───── Passage to read
More than 1,200 children under age 5 have died in nine camps in war-scarred Sudan in the past five months, because of a deadly combination of measles and malnutrition, the U.N.’s refugee agency said Tuesday.
The UNHCR said the deaths, between May 15 and Sept. 14, were documented by its teams in the White Nile province, where thousands of Sudanese have sheltered as fighting has raged for six months between rival generals, in the capital of Khartoum and elsewhere. There were thousands of suspected cases of cholera in other parts of the country, UNHCR public health chief Allen Maina said.
“Dozens of children are dying every day — a result of this devastating conflict and a lack of global attention,” U.N. High Commissioner for Refugees Filippo Grandi said.
Sudan plunged into chaos in mid-April, when simmering tensions between the military, led by Gen. Abdel-Fattah Burhan, and the powerful paramilitary Rapid Support Forces, commanded by Mohammed Hamdan Dagalo, exploded into open warfare.
──────────
───── Excerpted data
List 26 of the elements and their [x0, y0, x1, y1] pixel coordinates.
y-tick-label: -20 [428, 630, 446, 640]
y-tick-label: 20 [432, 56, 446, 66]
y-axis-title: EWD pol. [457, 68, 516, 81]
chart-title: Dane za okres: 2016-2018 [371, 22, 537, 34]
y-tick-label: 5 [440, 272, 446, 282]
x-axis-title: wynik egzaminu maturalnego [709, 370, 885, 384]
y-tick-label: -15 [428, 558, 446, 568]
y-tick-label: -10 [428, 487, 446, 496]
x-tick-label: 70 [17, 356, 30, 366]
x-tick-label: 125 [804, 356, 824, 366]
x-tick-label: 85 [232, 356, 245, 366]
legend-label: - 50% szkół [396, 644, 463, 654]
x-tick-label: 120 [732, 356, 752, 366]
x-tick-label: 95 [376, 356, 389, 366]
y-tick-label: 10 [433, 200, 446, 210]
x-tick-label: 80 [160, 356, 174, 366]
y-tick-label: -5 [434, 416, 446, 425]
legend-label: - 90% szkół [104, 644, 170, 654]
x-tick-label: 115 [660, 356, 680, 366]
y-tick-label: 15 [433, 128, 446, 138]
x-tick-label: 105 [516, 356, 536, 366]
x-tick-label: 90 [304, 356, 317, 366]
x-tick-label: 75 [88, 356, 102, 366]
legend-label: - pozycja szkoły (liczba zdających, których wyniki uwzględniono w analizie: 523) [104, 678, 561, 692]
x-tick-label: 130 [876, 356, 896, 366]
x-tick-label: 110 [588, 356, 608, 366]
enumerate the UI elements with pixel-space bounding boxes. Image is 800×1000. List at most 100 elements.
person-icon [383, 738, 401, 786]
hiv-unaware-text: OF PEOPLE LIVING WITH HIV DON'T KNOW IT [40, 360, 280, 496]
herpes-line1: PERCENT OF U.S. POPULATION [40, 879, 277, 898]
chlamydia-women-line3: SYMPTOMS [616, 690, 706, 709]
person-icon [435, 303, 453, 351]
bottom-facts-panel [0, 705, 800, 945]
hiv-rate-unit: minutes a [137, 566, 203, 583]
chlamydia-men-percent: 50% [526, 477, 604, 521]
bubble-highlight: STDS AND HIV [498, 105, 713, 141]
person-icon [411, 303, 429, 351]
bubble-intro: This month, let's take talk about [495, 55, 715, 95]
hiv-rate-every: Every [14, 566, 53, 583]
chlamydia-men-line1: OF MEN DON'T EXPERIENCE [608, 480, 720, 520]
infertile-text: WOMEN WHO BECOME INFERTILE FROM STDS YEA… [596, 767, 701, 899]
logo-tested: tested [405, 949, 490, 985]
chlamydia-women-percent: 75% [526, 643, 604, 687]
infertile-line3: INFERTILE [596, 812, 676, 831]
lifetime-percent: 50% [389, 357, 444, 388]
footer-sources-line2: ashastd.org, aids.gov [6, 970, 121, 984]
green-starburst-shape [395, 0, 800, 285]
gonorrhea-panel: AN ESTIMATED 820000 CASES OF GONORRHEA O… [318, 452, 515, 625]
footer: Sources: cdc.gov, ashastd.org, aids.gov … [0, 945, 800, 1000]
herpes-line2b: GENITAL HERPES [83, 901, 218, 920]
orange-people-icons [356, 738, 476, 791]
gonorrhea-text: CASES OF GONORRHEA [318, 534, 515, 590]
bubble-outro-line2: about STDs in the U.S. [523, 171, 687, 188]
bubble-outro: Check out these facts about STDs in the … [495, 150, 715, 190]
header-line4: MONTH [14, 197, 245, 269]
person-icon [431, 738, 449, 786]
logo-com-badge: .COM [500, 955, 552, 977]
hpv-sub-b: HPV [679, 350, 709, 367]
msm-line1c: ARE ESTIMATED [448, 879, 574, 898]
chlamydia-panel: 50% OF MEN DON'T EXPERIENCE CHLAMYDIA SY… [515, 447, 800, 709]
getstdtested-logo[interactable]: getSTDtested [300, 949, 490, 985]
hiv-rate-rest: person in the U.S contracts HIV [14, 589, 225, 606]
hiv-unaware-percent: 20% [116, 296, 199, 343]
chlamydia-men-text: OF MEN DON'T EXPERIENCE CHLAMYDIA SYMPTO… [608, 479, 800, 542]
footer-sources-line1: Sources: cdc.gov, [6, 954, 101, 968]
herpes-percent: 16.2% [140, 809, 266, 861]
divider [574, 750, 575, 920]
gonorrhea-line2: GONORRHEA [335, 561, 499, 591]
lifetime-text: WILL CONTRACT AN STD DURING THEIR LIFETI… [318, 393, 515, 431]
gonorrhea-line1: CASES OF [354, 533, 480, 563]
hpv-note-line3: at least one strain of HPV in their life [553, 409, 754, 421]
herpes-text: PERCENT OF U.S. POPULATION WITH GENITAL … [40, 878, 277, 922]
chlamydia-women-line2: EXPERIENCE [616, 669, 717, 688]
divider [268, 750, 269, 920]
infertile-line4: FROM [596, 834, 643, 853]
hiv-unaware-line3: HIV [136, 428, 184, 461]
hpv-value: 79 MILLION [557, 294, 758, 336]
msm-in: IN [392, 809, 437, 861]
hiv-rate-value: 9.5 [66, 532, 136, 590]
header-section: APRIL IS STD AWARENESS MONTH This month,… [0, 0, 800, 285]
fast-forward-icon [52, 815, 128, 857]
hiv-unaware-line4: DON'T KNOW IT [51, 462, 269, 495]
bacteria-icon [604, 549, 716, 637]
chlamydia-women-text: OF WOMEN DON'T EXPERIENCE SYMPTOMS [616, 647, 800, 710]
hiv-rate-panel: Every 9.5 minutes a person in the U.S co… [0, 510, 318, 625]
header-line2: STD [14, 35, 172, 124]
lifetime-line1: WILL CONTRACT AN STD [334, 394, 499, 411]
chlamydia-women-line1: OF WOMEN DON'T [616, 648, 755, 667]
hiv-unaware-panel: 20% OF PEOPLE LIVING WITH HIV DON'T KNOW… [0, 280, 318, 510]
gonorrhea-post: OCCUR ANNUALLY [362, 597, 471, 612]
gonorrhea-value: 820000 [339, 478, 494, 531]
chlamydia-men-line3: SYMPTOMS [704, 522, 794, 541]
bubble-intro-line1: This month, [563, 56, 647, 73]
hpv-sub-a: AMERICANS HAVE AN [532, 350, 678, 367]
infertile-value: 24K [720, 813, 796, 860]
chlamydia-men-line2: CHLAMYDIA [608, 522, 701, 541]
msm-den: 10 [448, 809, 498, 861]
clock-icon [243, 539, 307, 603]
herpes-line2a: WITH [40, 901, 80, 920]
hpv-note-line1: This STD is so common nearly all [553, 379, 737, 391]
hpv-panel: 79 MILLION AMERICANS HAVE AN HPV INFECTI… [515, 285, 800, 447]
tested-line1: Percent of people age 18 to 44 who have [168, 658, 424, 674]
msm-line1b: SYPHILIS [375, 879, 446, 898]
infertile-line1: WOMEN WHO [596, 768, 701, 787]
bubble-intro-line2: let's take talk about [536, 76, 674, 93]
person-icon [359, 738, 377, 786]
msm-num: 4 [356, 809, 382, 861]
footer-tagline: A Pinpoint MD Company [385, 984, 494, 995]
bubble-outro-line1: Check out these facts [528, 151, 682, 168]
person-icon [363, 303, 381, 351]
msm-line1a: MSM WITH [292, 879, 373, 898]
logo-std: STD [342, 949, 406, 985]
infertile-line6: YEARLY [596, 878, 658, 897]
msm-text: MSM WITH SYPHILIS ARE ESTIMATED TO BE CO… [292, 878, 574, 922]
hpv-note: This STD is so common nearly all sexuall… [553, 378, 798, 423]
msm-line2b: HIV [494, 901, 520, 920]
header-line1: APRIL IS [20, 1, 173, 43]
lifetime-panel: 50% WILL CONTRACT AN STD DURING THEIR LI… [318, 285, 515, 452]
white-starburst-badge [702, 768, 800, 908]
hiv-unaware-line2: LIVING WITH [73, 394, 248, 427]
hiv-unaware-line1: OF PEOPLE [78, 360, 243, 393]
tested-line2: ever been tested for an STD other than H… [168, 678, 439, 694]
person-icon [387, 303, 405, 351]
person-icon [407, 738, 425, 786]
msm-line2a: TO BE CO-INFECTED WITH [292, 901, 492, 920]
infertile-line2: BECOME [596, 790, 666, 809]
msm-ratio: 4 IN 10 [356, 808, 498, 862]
──────────
#### Activity 1:
Rewrite the article on child deaths in Sudan between "More than 1,200" and "Filippo Grandi said.", inclusive, putting "White Nile state" in place of "White Nile province".
#### Activity 2:
Carry on the article on child deaths in Sudan from its final sentence.

#### Result 1:
More than 1,200 children under age 5 have died in nine camps in war-scarred Sudan in the past five months, because of a deadly combination of measles and malnutrition, the U.N.’s refugee agency said Tuesday.
The UNHCR said the deaths, between May 15 and Sept. 14, were documented by its teams in the White Nile state, where thousands of Sudanese have sheltered as fighting has raged for six months between rival generals, in the capital of Khartoum and elsewhere. There were thousands of suspected cases of cholera in other parts of the country, UNHCR public health chief Allen Maina said.
“Dozens of children are dying every day — a result of this devastating conflict and a lack of global attention,” U.N. High Commissioner for Refugees Filippo Grandi said.

#### Result 2:
The conflict has turned the capital and other urban areas into battlefields. At least 5,000 people have been killed and more than 12,000 others wounded, according to Volker Perthes, the U.N. envoy in the country, who announced his resignation last week. The actual casualty toll, he said, is likely much higher.
More than 2.5 million people fled their homes, including more than 1 million who crossed into Sudan’s neighboring countries, according to the U.N.’s migration agency.
The fighting wrecked the country’s health care system, with many hospitals and medical facilities out of service. The World Health Organization said that it documented 56 attacks on health care facilities that left 11 deaths and 38 injuries since the war broke out in mid-April.
Local health care workers “desperately need the support of the international community to prevent further deaths and the spread of outbreaks,” WHO Director-General Tedros Adhanom Ghebreyesus said.
The U.N. Office for the Coordination of Humanitarian Affairs, or OCHA, warned Monday that the conflict, coupled with hunger, disease, displacement and destruction of livelihoods, threatens to consume the entire country.
OCHA said about half of the country’s population — around 25 million people — needs humanitarian assistance by the end of this year. They include about 6.3 million who are “one step away from famine,” the agency said.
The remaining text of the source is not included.